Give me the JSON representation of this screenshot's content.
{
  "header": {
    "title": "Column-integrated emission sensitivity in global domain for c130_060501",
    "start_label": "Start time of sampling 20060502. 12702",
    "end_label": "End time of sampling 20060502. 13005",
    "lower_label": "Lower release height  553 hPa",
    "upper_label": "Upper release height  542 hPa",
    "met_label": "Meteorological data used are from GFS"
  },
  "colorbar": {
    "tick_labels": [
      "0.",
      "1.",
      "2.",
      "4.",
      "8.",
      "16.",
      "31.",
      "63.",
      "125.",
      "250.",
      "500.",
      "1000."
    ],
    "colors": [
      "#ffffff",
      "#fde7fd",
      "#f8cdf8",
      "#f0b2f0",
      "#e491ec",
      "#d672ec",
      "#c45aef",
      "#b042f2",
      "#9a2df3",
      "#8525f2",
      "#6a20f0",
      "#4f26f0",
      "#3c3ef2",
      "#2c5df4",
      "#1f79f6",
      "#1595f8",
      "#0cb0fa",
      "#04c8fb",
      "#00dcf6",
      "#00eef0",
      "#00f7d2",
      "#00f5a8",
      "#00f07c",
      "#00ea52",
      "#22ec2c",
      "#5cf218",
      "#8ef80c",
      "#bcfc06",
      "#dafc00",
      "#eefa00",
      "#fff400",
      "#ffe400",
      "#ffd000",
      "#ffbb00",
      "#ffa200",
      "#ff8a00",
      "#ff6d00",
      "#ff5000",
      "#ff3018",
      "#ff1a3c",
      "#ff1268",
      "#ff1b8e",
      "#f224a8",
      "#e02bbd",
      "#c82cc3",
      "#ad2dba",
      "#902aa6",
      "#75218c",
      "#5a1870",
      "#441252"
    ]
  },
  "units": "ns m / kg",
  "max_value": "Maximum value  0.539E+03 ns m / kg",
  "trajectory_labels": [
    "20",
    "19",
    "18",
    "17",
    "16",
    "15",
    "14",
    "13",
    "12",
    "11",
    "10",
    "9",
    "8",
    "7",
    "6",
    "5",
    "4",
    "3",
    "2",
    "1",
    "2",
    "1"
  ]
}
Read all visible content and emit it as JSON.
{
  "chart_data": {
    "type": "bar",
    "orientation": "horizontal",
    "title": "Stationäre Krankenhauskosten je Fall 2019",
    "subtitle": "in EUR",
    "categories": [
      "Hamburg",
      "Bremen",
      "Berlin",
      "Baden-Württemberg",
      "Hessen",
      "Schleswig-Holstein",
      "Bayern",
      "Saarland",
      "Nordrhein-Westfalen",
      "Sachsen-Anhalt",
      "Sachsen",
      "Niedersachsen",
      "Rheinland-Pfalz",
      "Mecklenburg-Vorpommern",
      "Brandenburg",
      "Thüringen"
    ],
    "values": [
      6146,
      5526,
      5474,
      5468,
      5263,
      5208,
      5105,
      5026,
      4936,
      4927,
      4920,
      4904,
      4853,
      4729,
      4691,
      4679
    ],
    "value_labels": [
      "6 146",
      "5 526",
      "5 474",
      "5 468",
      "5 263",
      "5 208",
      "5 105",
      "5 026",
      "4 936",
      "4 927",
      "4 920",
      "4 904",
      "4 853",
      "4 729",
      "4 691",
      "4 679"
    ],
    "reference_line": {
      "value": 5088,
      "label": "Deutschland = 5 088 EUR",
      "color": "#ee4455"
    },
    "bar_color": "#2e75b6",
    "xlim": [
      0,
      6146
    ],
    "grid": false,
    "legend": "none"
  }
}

# [Description of the task]
Identify and copy the lines holding the word "release".

# [Answer below]
    "lower_label": "Lower release height  553 hPa",
    "upper_label": "Upper release height  542 hPa",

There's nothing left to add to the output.